» OBJECTIVE
Rewrite every line of the entries below, swapping "Feature One" for "First Feature" and leaving everything else as it is.

» DATA IN THIS EXERCISE

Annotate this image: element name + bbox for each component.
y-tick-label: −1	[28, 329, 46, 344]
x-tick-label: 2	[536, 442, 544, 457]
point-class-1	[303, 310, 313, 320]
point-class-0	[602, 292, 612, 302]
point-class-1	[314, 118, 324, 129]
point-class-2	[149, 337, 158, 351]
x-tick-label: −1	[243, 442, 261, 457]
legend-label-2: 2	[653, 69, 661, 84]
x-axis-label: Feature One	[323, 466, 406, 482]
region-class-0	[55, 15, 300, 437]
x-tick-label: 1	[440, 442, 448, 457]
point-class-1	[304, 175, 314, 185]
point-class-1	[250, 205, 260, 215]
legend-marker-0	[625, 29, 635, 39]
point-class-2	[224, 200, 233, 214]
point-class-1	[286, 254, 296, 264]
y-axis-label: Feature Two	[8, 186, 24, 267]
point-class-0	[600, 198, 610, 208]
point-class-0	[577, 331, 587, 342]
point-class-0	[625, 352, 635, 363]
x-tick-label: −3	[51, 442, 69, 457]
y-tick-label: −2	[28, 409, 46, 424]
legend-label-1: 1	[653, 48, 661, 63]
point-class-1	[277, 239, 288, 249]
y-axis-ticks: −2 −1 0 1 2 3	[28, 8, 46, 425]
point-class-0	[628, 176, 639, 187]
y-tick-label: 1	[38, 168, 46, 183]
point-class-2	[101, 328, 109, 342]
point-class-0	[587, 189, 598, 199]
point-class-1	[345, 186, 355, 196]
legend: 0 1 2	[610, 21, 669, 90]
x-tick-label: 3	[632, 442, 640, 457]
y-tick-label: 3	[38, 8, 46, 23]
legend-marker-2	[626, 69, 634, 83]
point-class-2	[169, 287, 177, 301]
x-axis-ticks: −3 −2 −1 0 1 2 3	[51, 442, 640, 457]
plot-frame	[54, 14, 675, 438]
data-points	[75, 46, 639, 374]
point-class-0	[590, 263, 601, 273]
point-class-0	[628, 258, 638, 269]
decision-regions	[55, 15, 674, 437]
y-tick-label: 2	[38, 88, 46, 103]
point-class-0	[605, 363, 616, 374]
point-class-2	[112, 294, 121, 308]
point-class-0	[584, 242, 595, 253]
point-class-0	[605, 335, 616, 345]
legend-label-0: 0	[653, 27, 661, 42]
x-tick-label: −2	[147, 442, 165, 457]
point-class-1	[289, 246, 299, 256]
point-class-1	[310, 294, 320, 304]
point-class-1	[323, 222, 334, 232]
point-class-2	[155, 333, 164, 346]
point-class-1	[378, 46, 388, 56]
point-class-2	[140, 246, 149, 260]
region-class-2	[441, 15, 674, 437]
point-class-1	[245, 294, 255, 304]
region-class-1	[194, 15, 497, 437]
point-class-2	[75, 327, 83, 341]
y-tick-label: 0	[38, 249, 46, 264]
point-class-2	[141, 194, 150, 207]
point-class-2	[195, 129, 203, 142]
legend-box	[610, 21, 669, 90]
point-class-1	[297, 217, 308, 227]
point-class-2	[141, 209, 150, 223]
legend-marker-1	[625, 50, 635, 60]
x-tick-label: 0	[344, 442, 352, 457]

» CORRECT ANSWER
Annotate this image: element name + bbox for each component.
y-tick-label: −1	[28, 329, 46, 344]
x-tick-label: 2	[536, 442, 544, 457]
point-class-1	[303, 310, 313, 320]
point-class-0	[602, 292, 612, 302]
point-class-1	[314, 118, 324, 129]
point-class-2	[149, 337, 158, 351]
x-tick-label: −1	[243, 442, 261, 457]
legend-label-2: 2	[653, 69, 661, 84]
x-axis-label: First Feature	[323, 466, 406, 482]
region-class-0	[55, 15, 300, 437]
x-tick-label: 1	[440, 442, 448, 457]
point-class-1	[304, 175, 314, 185]
point-class-1	[250, 205, 260, 215]
legend-marker-0	[625, 29, 635, 39]
point-class-2	[224, 200, 233, 214]
point-class-1	[286, 254, 296, 264]
y-axis-label: Feature Two	[8, 186, 24, 267]
point-class-0	[600, 198, 610, 208]
point-class-0	[577, 331, 587, 342]
point-class-0	[625, 352, 635, 363]
x-tick-label: −3	[51, 442, 69, 457]
y-tick-label: −2	[28, 409, 46, 424]
legend-label-1: 1	[653, 48, 661, 63]
point-class-1	[277, 239, 288, 249]
y-axis-ticks: −2 −1 0 1 2 3	[28, 8, 46, 425]
point-class-0	[628, 176, 639, 187]
y-tick-label: 1	[38, 168, 46, 183]
point-class-2	[101, 328, 109, 342]
point-class-0	[587, 189, 598, 199]
point-class-1	[345, 186, 355, 196]
legend: 0 1 2	[610, 21, 669, 90]
x-tick-label: 3	[632, 442, 640, 457]
y-tick-label: 3	[38, 8, 46, 23]
legend-marker-2	[626, 69, 634, 83]
point-class-2	[169, 287, 177, 301]
x-axis-ticks: −3 −2 −1 0 1 2 3	[51, 442, 640, 457]
plot-frame	[54, 14, 675, 438]
data-points	[75, 46, 639, 374]
point-class-0	[590, 263, 601, 273]
point-class-0	[628, 258, 638, 269]
decision-regions	[55, 15, 674, 437]
y-tick-label: 2	[38, 88, 46, 103]
point-class-0	[605, 363, 616, 374]
point-class-2	[112, 294, 121, 308]
point-class-0	[584, 242, 595, 253]
point-class-0	[605, 335, 616, 345]
legend-label-0: 0	[653, 27, 661, 42]
x-tick-label: −2	[147, 442, 165, 457]
point-class-1	[289, 246, 299, 256]
point-class-1	[310, 294, 320, 304]
point-class-1	[323, 222, 334, 232]
point-class-2	[155, 333, 164, 346]
point-class-1	[378, 46, 388, 56]
point-class-2	[140, 246, 149, 260]
region-class-2	[441, 15, 674, 437]
point-class-1	[245, 294, 255, 304]
region-class-1	[194, 15, 497, 437]
point-class-2	[75, 327, 83, 341]
y-tick-label: 0	[38, 249, 46, 264]
point-class-2	[141, 194, 150, 207]
point-class-2	[195, 129, 203, 142]
legend-box	[610, 21, 669, 90]
point-class-1	[297, 217, 308, 227]
point-class-2	[141, 209, 150, 223]
legend-marker-1	[625, 50, 635, 60]
x-tick-label: 0	[344, 442, 352, 457]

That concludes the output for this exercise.